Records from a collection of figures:
--

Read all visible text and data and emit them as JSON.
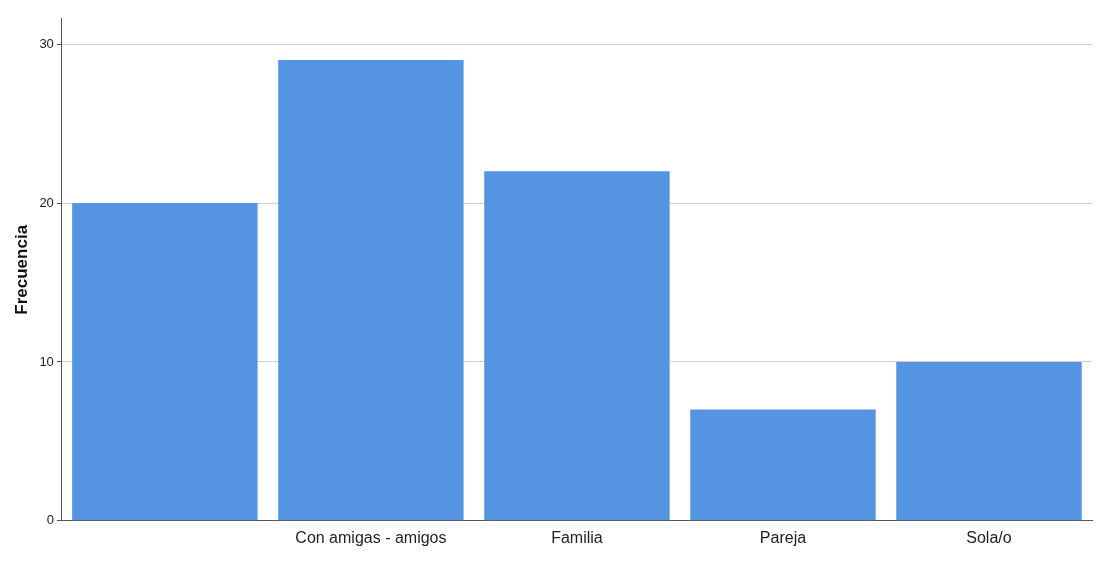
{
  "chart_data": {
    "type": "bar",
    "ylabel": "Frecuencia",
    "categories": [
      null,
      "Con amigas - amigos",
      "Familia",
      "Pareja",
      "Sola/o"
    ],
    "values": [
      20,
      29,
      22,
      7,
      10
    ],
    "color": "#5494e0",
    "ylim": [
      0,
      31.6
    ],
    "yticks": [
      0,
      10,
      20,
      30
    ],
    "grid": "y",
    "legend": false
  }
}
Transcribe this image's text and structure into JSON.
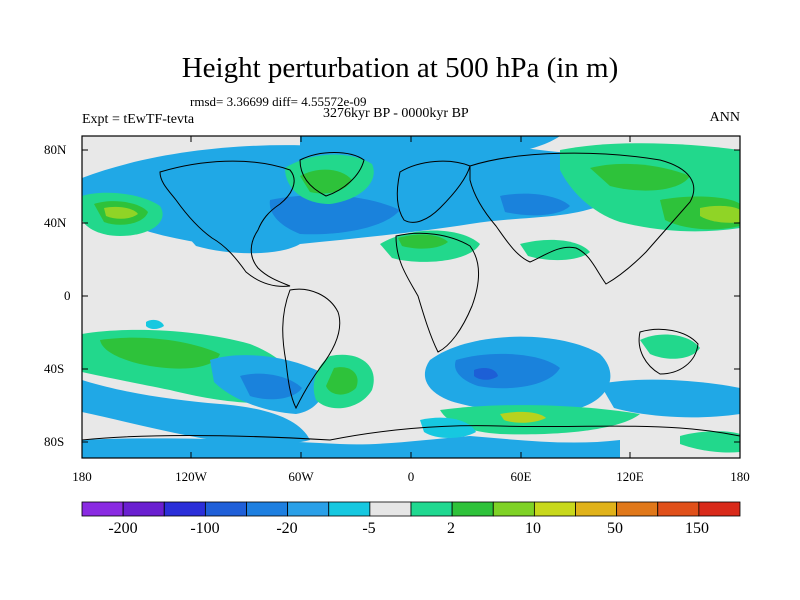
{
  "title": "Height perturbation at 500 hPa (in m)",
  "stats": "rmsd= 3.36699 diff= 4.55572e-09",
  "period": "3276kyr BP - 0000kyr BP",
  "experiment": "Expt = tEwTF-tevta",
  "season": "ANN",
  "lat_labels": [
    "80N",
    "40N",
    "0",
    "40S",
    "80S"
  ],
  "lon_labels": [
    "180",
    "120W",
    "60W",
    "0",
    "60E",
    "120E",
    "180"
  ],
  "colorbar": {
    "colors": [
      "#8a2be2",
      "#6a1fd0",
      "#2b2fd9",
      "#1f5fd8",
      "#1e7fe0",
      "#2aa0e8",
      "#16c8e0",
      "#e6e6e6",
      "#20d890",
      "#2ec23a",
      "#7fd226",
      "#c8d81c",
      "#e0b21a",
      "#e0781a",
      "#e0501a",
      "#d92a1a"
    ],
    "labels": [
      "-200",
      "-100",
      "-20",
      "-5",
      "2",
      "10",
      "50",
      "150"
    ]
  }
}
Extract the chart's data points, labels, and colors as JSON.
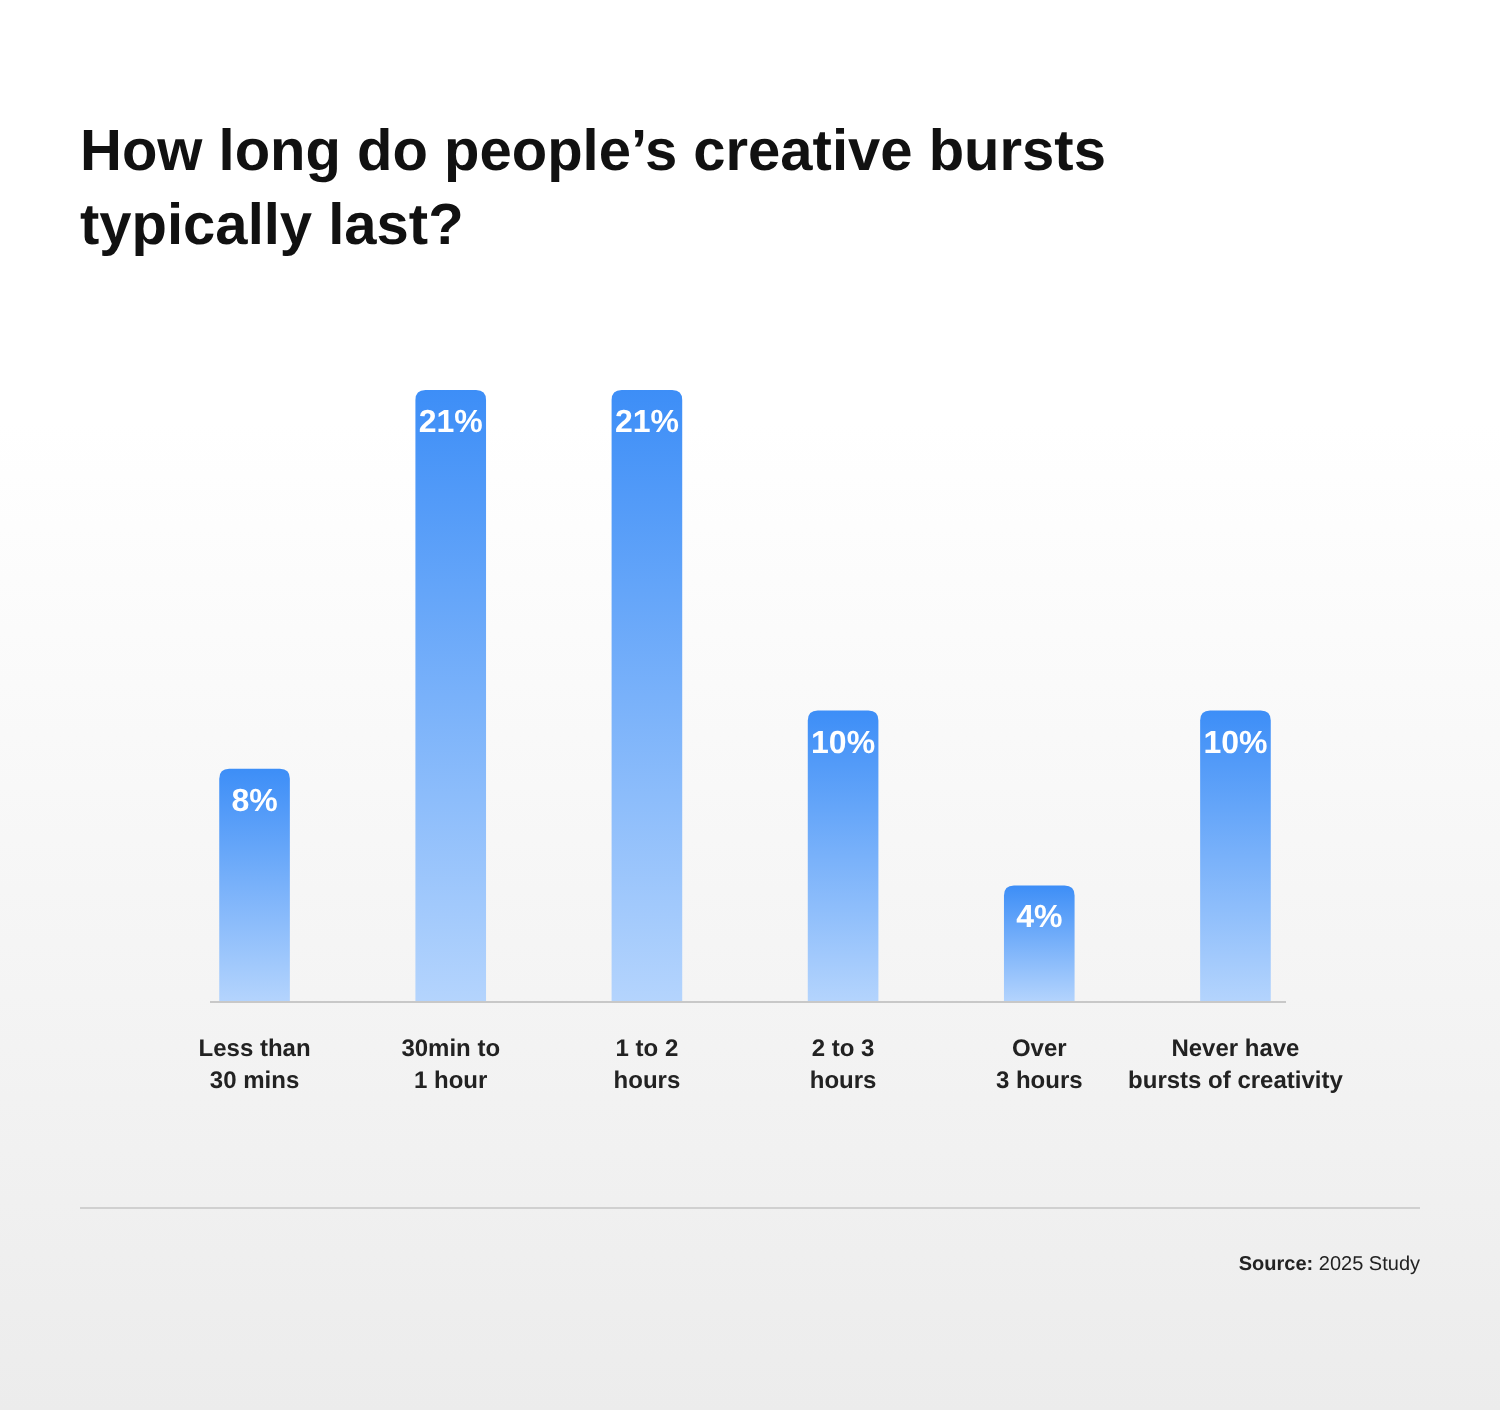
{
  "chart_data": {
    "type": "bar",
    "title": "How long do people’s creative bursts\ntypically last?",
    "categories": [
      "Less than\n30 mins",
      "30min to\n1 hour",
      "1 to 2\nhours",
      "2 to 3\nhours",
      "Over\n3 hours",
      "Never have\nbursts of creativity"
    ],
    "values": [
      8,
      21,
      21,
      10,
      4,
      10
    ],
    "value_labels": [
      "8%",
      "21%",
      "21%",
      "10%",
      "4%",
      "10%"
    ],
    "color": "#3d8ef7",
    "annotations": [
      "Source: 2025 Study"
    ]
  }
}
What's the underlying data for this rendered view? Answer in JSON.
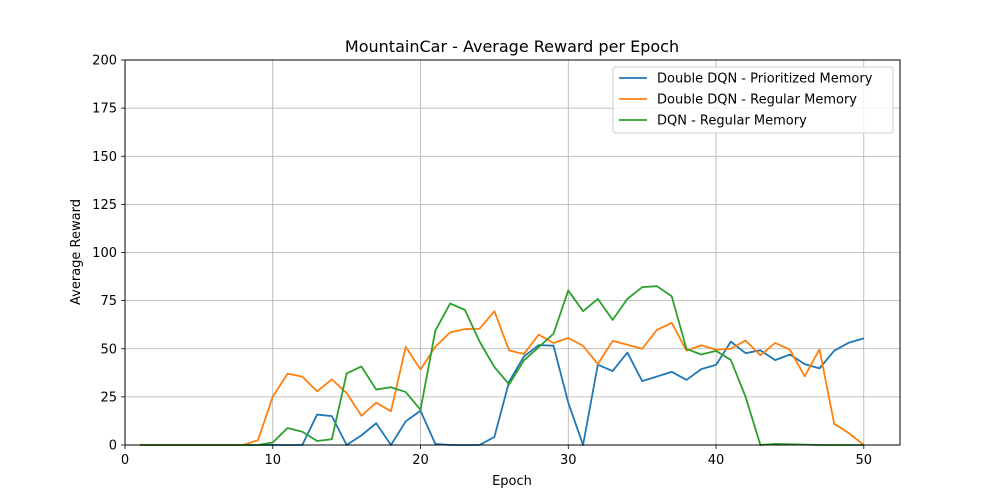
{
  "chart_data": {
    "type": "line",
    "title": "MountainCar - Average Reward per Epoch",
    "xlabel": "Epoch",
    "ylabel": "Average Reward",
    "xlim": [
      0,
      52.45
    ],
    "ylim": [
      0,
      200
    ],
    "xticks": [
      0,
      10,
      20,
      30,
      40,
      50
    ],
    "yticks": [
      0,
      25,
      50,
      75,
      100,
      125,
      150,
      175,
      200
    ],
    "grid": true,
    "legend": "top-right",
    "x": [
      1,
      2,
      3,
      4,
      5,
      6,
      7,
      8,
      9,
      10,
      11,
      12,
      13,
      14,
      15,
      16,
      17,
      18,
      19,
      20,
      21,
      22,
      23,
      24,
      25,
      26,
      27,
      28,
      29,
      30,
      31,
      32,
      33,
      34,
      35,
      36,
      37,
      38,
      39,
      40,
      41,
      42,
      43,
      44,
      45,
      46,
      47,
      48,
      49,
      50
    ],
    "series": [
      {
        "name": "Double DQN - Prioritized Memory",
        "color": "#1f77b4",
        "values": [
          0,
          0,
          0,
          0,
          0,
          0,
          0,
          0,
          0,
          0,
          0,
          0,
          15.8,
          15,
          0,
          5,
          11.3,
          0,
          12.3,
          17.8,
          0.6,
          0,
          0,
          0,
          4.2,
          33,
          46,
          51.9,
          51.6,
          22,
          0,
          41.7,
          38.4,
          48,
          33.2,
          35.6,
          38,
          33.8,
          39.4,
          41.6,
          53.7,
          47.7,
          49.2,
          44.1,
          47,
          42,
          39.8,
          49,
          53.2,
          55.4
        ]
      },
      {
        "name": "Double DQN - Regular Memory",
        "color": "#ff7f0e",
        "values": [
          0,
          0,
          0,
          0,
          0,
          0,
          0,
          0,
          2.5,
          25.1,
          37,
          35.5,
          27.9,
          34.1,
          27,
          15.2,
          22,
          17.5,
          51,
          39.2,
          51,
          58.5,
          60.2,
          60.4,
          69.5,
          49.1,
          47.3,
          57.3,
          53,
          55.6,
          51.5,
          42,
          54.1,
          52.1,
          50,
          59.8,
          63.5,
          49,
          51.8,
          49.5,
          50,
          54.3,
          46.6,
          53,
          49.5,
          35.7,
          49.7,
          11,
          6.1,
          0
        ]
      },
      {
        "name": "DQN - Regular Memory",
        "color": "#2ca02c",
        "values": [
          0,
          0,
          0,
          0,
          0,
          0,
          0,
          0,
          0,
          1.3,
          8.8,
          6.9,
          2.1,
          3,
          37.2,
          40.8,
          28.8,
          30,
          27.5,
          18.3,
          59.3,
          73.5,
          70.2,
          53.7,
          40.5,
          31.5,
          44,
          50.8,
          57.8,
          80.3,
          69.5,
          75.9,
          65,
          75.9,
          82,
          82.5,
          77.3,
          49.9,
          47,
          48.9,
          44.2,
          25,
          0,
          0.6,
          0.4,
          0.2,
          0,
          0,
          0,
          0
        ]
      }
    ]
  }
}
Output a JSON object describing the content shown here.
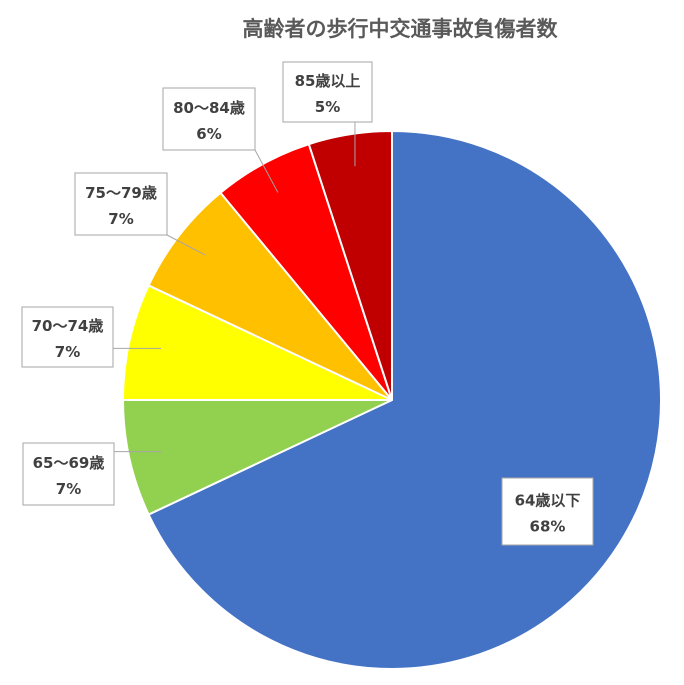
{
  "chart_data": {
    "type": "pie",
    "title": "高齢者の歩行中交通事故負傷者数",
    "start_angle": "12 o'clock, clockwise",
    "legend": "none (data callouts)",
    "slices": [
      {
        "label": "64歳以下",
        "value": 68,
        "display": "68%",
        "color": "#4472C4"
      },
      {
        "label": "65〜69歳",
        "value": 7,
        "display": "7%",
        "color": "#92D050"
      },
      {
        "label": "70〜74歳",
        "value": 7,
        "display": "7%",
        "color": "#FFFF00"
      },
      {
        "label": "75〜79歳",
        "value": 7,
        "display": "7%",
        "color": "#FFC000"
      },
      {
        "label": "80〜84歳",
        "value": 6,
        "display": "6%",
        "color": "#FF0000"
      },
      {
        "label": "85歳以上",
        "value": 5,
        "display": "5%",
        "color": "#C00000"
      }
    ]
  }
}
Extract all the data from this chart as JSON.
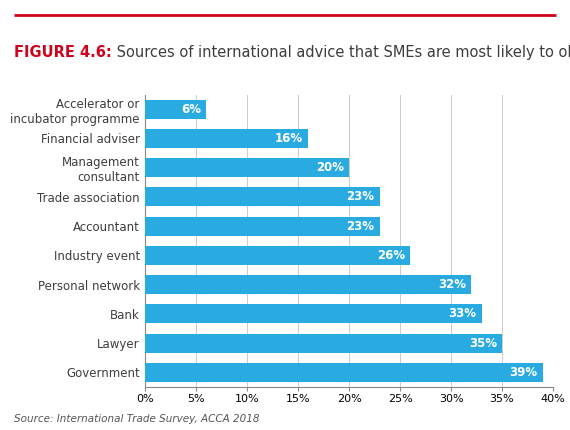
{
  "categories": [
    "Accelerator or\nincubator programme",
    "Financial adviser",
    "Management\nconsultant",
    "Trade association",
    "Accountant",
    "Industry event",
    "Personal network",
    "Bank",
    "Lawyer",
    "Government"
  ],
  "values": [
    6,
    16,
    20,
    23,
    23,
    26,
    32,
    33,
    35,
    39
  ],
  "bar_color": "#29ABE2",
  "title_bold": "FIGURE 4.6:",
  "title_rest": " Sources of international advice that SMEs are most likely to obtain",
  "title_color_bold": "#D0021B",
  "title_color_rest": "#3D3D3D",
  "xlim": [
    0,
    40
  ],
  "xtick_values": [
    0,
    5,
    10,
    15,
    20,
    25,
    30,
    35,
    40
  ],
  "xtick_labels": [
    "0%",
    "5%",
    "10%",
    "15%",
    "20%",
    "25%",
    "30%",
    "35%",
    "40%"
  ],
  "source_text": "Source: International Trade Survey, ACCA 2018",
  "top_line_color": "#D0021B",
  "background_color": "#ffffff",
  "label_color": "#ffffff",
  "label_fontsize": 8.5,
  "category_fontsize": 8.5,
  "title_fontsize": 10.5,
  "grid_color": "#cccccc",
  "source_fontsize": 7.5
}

--

TASK INSTRUCTIONS | Take every line above carrying "Double" and return it.

COMPLETE RESPONSE |
        "name": "Double DQN - Prioritized Memory",
        "name": "Double DQN - Regular Memory",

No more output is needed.